Requirement >> Extract every line that contains the string "semantico".

Dataset excerpts >>
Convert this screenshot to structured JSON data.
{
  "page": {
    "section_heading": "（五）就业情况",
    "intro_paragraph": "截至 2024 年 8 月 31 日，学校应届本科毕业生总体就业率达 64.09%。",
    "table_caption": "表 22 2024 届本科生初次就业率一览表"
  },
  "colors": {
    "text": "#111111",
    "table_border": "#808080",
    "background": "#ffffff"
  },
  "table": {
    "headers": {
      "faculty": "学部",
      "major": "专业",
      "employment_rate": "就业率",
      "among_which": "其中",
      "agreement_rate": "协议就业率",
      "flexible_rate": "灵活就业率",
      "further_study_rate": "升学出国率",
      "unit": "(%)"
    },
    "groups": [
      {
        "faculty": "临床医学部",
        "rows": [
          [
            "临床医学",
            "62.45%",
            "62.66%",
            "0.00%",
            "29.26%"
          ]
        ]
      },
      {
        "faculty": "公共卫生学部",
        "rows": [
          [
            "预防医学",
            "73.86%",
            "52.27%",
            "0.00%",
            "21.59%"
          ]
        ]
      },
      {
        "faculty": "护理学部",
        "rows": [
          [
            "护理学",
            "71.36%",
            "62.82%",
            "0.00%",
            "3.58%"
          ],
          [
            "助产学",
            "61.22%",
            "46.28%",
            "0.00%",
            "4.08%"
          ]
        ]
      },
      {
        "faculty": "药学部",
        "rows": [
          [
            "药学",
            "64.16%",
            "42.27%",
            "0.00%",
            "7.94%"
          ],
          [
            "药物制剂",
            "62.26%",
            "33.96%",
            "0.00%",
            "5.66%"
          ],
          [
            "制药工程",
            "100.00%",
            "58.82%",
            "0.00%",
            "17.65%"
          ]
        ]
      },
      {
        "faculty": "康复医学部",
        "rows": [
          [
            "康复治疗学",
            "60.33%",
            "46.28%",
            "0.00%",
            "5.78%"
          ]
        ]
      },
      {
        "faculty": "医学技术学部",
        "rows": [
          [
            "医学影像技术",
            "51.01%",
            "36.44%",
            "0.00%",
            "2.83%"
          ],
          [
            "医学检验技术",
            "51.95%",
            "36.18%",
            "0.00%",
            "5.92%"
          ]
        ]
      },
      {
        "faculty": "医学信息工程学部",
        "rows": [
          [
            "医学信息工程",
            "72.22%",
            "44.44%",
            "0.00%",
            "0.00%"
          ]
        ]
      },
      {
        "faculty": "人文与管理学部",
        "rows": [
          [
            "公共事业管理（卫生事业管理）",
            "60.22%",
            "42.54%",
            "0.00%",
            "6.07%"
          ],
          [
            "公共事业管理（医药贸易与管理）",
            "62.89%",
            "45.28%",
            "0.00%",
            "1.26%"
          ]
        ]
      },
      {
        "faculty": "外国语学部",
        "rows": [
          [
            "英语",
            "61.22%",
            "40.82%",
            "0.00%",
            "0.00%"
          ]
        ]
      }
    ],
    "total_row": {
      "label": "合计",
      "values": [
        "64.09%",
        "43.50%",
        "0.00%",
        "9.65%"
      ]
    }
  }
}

---

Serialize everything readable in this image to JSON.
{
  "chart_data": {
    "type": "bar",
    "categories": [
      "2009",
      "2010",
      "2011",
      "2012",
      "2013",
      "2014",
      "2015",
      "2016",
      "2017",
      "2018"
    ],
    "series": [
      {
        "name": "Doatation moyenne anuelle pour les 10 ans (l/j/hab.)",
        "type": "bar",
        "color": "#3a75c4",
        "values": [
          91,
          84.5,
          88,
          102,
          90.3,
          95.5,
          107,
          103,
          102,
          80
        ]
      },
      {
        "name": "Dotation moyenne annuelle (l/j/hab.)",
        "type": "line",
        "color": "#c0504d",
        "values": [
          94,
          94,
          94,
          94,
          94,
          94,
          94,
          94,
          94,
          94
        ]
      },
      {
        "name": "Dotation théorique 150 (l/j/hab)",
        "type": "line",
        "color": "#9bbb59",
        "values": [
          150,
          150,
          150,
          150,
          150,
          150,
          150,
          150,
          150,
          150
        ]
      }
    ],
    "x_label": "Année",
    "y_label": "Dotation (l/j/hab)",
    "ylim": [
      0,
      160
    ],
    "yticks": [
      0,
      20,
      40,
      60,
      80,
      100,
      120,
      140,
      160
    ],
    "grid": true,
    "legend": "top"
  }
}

--

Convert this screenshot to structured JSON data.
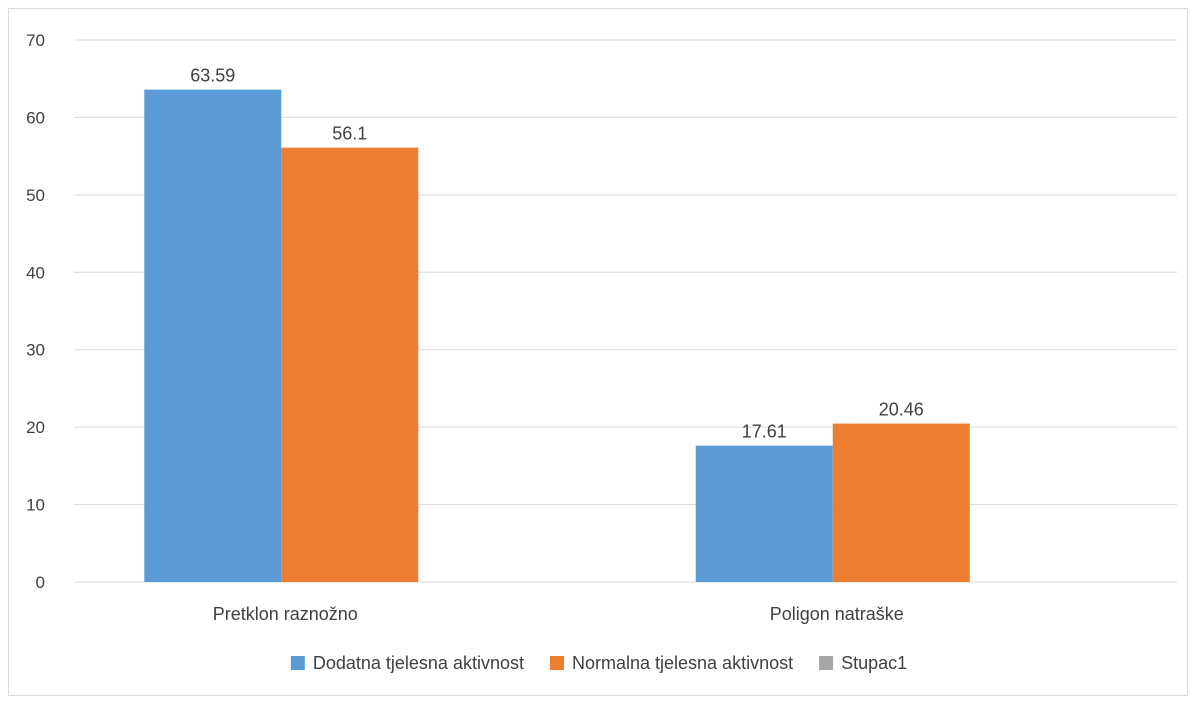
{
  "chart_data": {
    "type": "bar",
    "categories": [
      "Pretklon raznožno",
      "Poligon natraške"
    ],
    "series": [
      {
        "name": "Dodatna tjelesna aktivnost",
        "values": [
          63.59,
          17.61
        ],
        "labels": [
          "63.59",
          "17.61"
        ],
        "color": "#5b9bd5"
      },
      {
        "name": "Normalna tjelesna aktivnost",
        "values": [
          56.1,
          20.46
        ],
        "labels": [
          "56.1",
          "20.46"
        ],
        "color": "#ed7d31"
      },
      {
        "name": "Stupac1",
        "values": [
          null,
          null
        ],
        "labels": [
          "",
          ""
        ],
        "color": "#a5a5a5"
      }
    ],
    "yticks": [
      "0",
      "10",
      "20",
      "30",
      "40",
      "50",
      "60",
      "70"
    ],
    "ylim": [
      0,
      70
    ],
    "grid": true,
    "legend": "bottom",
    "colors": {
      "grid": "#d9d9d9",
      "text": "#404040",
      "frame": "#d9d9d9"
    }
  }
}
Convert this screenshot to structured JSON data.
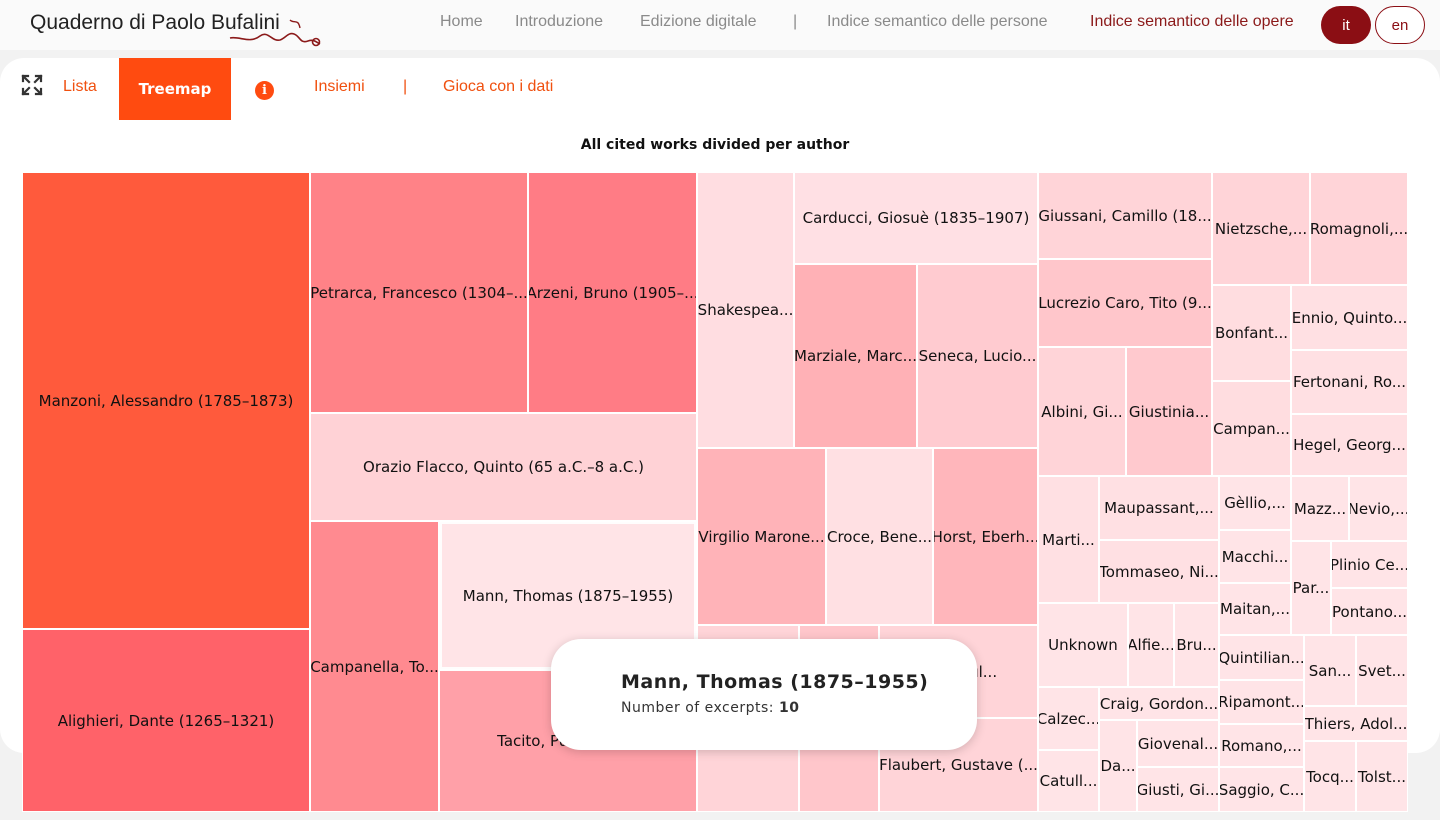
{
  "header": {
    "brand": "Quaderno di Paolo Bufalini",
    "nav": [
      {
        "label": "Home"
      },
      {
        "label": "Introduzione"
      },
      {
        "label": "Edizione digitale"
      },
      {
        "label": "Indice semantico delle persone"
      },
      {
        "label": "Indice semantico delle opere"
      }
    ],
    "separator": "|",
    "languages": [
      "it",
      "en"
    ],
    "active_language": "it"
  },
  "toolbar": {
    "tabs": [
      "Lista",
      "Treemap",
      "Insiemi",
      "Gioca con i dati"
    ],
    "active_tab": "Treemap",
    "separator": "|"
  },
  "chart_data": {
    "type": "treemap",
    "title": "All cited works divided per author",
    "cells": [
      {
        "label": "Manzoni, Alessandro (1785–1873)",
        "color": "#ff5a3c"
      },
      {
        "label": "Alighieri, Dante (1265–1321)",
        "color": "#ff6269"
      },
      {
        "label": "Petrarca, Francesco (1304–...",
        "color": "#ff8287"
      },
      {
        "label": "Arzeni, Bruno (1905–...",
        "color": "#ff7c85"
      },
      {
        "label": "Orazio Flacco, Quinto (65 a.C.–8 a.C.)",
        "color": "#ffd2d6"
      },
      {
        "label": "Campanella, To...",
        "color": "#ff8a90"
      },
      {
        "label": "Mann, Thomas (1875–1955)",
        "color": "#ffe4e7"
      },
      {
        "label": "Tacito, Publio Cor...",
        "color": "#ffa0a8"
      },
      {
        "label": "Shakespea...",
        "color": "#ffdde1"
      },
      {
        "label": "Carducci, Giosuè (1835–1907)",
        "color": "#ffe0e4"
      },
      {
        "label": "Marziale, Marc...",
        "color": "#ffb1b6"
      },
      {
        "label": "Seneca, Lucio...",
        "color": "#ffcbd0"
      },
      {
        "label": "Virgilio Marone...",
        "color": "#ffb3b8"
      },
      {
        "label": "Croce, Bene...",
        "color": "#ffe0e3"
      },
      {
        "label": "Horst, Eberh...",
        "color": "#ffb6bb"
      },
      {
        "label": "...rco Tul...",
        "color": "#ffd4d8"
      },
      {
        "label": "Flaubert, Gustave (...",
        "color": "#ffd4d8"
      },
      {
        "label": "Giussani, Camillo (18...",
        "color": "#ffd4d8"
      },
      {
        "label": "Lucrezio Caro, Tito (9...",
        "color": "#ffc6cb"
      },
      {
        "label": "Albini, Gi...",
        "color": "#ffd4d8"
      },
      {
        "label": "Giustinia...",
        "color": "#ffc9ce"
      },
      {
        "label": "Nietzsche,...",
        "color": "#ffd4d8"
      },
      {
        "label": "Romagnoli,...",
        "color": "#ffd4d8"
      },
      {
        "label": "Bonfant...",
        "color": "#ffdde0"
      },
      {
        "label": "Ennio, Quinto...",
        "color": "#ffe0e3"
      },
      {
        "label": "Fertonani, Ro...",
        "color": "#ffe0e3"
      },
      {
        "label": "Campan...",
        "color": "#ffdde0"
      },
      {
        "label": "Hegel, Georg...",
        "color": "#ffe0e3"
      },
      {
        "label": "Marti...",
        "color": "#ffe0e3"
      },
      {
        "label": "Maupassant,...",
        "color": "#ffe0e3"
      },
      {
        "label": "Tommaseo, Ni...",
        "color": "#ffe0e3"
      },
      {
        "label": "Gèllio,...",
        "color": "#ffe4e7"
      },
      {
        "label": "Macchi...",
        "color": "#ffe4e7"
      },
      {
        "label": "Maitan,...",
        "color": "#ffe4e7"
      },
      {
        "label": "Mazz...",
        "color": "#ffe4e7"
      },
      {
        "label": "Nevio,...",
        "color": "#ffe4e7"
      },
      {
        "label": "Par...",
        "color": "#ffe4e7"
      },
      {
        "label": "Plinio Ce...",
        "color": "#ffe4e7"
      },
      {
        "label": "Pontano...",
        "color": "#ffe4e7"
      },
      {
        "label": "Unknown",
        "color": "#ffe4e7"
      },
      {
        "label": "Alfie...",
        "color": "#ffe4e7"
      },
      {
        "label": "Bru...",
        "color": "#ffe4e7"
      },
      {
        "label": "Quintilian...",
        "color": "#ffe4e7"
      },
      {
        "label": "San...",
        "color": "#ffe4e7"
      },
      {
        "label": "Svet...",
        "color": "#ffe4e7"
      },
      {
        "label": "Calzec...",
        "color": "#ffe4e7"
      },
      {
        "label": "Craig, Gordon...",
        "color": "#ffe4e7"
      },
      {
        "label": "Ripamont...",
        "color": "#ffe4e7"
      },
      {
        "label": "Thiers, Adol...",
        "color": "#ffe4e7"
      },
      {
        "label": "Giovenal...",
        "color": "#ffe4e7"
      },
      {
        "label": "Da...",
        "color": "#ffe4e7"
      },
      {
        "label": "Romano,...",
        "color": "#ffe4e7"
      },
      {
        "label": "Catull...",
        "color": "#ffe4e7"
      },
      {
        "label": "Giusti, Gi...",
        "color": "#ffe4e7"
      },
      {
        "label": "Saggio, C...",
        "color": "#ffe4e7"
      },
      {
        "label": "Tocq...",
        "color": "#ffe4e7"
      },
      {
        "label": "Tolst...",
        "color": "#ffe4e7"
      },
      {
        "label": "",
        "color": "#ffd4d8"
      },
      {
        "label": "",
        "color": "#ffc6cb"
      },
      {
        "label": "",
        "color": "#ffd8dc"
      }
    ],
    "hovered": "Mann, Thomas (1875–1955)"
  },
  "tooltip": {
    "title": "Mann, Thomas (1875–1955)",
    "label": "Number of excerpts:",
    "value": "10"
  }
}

Response below >>
        "label": "Indice semantico delle persone"
        "label": "Indice semantico delle opere"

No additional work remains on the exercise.